# WHAT TO PRODUCE:
Pick out all lines of the entries that include the word "fundraising" and copy them.

# RECORDS FOR THIS EXERCISE:

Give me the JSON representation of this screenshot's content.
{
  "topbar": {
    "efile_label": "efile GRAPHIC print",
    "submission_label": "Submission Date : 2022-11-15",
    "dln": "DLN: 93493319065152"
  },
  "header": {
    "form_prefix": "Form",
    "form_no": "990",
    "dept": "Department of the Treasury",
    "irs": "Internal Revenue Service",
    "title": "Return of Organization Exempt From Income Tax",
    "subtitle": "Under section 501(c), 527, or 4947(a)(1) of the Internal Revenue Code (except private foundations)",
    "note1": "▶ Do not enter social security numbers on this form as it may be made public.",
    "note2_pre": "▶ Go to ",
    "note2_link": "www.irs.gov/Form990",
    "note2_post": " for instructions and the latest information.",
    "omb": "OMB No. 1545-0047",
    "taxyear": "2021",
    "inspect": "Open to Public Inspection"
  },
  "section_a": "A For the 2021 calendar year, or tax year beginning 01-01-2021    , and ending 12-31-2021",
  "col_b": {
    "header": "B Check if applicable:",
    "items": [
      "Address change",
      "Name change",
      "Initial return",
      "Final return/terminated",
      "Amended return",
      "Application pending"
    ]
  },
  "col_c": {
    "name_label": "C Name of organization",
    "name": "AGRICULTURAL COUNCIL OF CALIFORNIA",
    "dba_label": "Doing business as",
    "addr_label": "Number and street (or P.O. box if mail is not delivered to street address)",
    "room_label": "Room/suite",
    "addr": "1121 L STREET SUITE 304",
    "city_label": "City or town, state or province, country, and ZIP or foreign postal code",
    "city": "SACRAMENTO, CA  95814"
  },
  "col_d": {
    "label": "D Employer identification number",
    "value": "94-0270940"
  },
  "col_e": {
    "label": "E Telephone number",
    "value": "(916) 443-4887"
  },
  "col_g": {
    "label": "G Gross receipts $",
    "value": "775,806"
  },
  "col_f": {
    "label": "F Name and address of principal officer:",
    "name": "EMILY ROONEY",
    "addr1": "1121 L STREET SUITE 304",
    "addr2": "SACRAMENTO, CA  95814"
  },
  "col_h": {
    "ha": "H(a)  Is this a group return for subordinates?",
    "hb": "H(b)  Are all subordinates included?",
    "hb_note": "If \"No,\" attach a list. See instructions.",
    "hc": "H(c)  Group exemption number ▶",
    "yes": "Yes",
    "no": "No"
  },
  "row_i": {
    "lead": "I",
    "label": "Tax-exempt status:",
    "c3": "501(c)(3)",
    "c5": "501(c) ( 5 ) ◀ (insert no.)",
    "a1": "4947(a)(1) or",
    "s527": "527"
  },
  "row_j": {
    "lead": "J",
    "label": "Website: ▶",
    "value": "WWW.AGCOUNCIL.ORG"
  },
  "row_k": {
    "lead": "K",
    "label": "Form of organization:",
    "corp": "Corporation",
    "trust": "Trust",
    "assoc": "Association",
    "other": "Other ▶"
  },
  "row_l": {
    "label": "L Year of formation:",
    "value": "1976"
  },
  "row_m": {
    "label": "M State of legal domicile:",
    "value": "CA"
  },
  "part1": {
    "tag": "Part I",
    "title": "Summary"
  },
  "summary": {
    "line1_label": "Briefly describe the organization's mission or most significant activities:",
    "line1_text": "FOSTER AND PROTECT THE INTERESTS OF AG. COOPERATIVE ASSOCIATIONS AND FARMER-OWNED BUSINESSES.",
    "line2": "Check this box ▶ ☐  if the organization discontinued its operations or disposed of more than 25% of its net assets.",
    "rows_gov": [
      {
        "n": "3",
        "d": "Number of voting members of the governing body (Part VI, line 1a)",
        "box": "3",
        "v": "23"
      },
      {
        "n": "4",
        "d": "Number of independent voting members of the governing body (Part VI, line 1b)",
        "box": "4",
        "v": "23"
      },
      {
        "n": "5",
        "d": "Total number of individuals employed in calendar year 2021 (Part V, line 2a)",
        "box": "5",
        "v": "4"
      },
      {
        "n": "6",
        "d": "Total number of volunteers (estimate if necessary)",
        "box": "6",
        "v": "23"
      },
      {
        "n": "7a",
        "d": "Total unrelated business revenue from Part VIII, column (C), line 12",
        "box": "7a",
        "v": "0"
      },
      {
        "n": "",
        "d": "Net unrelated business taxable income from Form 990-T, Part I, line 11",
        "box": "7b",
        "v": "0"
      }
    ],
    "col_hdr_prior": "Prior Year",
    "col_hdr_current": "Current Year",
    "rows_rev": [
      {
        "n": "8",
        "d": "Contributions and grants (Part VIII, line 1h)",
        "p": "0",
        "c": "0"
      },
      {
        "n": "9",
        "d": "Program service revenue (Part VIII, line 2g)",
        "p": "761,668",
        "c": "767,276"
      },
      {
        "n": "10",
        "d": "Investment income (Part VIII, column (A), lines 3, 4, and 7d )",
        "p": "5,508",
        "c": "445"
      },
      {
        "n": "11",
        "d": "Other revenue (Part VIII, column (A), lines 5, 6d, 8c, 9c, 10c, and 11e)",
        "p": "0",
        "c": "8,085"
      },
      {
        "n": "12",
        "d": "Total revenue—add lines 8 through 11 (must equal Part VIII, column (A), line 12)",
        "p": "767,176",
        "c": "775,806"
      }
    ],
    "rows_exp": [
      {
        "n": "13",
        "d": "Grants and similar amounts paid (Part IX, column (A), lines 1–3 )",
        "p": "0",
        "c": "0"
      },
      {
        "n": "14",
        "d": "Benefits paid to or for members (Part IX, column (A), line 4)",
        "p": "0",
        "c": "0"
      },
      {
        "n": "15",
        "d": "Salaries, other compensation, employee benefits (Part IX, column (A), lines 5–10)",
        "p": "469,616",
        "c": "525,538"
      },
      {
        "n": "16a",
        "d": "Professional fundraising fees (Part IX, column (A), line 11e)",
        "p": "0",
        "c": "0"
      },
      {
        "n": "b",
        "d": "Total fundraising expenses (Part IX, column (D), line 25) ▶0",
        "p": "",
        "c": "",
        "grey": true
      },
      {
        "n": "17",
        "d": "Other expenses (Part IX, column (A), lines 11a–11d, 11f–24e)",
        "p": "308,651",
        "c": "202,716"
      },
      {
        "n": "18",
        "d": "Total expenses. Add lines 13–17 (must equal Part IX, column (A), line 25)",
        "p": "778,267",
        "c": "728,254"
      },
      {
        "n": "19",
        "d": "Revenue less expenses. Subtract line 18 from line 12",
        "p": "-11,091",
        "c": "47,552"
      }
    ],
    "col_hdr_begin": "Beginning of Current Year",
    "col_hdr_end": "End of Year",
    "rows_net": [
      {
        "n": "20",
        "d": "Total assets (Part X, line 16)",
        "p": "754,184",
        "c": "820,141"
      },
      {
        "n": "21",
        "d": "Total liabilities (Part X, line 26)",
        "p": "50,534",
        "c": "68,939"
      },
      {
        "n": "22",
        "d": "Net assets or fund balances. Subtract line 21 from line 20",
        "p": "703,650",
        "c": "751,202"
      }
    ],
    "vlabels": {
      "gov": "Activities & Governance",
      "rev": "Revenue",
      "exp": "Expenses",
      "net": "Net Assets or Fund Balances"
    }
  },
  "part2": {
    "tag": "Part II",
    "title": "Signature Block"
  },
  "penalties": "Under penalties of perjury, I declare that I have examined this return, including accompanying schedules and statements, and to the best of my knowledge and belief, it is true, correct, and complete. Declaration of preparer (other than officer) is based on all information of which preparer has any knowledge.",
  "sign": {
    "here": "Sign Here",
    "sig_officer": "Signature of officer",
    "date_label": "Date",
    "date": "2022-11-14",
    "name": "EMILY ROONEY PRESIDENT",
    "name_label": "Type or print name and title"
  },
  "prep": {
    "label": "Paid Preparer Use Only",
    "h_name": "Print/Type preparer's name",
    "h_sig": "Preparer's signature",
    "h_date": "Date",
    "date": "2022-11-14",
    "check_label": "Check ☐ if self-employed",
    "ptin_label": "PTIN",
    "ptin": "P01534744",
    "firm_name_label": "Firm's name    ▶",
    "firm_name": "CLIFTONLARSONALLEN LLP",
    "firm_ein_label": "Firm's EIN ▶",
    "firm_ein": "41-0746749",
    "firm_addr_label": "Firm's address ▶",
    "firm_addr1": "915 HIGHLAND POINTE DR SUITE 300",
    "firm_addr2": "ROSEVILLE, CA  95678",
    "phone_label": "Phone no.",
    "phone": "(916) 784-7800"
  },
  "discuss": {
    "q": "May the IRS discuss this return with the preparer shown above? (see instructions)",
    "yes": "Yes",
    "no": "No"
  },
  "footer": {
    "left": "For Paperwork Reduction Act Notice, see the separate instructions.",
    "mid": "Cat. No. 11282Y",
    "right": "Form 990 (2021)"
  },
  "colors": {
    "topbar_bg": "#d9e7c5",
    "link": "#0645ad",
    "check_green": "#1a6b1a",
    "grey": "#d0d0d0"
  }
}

# ANSWER FOR THIS EXERCISE:
        "d": "Professional fundraising fees (Part IX, column (A), line 11e)",
        "d": "Total fundraising expenses (Part IX, column (D), line 25) ▶0",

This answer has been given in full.